◆ Exercise objective:
Transcribe the listing below word for word.

◆ Given records:
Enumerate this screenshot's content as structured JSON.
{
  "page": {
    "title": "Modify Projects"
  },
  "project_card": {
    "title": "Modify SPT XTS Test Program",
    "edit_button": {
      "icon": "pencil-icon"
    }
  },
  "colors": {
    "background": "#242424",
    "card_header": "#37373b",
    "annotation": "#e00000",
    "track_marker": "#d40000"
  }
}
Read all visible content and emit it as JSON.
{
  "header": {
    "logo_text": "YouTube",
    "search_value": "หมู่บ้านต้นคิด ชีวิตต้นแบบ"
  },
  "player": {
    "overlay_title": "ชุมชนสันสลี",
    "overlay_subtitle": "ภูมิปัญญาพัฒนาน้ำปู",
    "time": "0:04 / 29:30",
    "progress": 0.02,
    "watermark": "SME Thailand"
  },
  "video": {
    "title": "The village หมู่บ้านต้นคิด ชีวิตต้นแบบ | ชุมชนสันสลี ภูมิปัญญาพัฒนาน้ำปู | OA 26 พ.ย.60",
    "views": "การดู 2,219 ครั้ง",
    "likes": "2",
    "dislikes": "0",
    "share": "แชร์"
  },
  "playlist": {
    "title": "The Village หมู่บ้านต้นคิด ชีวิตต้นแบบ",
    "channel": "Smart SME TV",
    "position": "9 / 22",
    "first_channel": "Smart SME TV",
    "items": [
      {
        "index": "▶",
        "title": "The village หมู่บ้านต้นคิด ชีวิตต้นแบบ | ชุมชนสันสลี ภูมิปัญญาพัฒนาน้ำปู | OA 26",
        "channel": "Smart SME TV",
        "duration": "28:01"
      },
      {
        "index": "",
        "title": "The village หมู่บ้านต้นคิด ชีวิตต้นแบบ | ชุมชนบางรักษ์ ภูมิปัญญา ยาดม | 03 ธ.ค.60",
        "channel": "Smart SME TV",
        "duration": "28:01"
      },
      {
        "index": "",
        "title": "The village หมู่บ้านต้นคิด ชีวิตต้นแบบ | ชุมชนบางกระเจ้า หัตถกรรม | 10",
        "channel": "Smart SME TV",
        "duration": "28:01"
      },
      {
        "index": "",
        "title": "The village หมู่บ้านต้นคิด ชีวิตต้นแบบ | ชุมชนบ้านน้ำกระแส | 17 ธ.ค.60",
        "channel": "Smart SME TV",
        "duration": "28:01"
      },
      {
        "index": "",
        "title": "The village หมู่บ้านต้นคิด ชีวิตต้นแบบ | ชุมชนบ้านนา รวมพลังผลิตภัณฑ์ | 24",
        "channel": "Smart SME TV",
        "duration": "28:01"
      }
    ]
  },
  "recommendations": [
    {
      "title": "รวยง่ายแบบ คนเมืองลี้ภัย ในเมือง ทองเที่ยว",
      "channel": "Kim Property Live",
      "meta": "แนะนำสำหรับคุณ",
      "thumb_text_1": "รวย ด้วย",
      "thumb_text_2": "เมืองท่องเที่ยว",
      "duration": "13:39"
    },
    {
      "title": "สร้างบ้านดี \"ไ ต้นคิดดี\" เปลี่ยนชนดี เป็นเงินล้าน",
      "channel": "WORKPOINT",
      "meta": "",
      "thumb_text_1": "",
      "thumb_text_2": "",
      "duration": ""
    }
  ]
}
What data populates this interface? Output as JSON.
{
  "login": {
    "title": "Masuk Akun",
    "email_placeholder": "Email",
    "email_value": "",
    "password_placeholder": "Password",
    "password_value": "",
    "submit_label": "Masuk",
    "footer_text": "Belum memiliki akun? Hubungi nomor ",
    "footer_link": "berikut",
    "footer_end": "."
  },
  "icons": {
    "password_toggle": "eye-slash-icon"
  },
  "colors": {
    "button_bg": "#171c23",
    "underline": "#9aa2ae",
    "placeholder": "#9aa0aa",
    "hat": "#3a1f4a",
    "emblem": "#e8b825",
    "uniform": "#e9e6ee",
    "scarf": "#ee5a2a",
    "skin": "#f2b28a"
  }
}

◆ Solved exercise:
Enumerate this screenshot's content as structured JSON.
{
  "page": {
    "title": "Modify Projects"
  },
  "project_card": {
    "title": "Modify SPT XTS Test Program",
    "edit_button": {
      "icon": "pencil-icon"
    }
  },
  "colors": {
    "background": "#242424",
    "card_header": "#37373b",
    "annotation": "#e00000",
    "track_marker": "#d40000"
  }
}
Read all visible content and emit it as JSON.
{
  "header": {
    "logo_text": "YouTube",
    "search_value": "หมู่บ้านต้นคิด ชีวิตต้นแบบ"
  },
  "player": {
    "overlay_title": "ชุมชนสันสลี",
    "overlay_subtitle": "ภูมิปัญญาพัฒนาน้ำปู",
    "time": "0:04 / 29:30",
    "progress": 0.02,
    "watermark": "SME Thailand"
  },
  "video": {
    "title": "The village หมู่บ้านต้นคิด ชีวิตต้นแบบ | ชุมชนสันสลี ภูมิปัญญาพัฒนาน้ำปู | OA 26 พ.ย.60",
    "views": "การดู 2,219 ครั้ง",
    "likes": "2",
    "dislikes": "0",
    "share": "แชร์"
  },
  "playlist": {
    "title": "The Village หมู่บ้านต้นคิด ชีวิตต้นแบบ",
    "channel": "Smart SME TV",
    "position": "9 / 22",
    "first_channel": "Smart SME TV",
    "items": [
      {
        "index": "▶",
        "title": "The village หมู่บ้านต้นคิด ชีวิตต้นแบบ | ชุมชนสันสลี ภูมิปัญญาพัฒนาน้ำปู | OA 26",
        "channel": "Smart SME TV",
        "duration": "28:01"
      },
      {
        "index": "",
        "title": "The village หมู่บ้านต้นคิด ชีวิตต้นแบบ | ชุมชนบางรักษ์ ภูมิปัญญา ยาดม | 03 ธ.ค.60",
        "channel": "Smart SME TV",
        "duration": "28:01"
      },
      {
        "index": "",
        "title": "The village หมู่บ้านต้นคิด ชีวิตต้นแบบ | ชุมชนบางกระเจ้า หัตถกรรม | 10",
        "channel": "Smart SME TV",
        "duration": "28:01"
      },
      {
        "index": "",
        "title": "The village หมู่บ้านต้นคิด ชีวิตต้นแบบ | ชุมชนบ้านน้ำกระแส | 17 ธ.ค.60",
        "channel": "Smart SME TV",
        "duration": "28:01"
      },
      {
        "index": "",
        "title": "The village หมู่บ้านต้นคิด ชีวิตต้นแบบ | ชุมชนบ้านนา รวมพลังผลิตภัณฑ์ | 24",
        "channel": "Smart SME TV",
        "duration": "28:01"
      }
    ]
  },
  "recommendations": [
    {
      "title": "รวยง่ายแบบ คนเมืองลี้ภัย ในเมือง ทองเที่ยว",
      "channel": "Kim Property Live",
      "meta": "แนะนำสำหรับคุณ",
      "thumb_text_1": "รวย ด้วย",
      "thumb_text_2": "เมืองท่องเที่ยว",
      "duration": "13:39"
    },
    {
      "title": "สร้างบ้านดี \"ไ ต้นคิดดี\" เปลี่ยนชนดี เป็นเงินล้าน",
      "channel": "WORKPOINT",
      "meta": "",
      "thumb_text_1": "",
      "thumb_text_2": "",
      "duration": ""
    }
  ]
}
What data populates this interface? Output as JSON.
{
  "login": {
    "title": "Masuk Akun",
    "email_placeholder": "Email",
    "email_value": "",
    "password_placeholder": "Password",
    "password_value": "",
    "submit_label": "Masuk",
    "footer_text": "Belum memiliki akun? Hubungi nomor ",
    "footer_link": "berikut",
    "footer_end": "."
  },
  "icons": {
    "password_toggle": "eye-slash-icon"
  },
  "colors": {
    "button_bg": "#171c23",
    "underline": "#9aa2ae",
    "placeholder": "#9aa0aa",
    "hat": "#3a1f4a",
    "emblem": "#e8b825",
    "uniform": "#e9e6ee",
    "scarf": "#ee5a2a",
    "skin": "#f2b28a"
  }
}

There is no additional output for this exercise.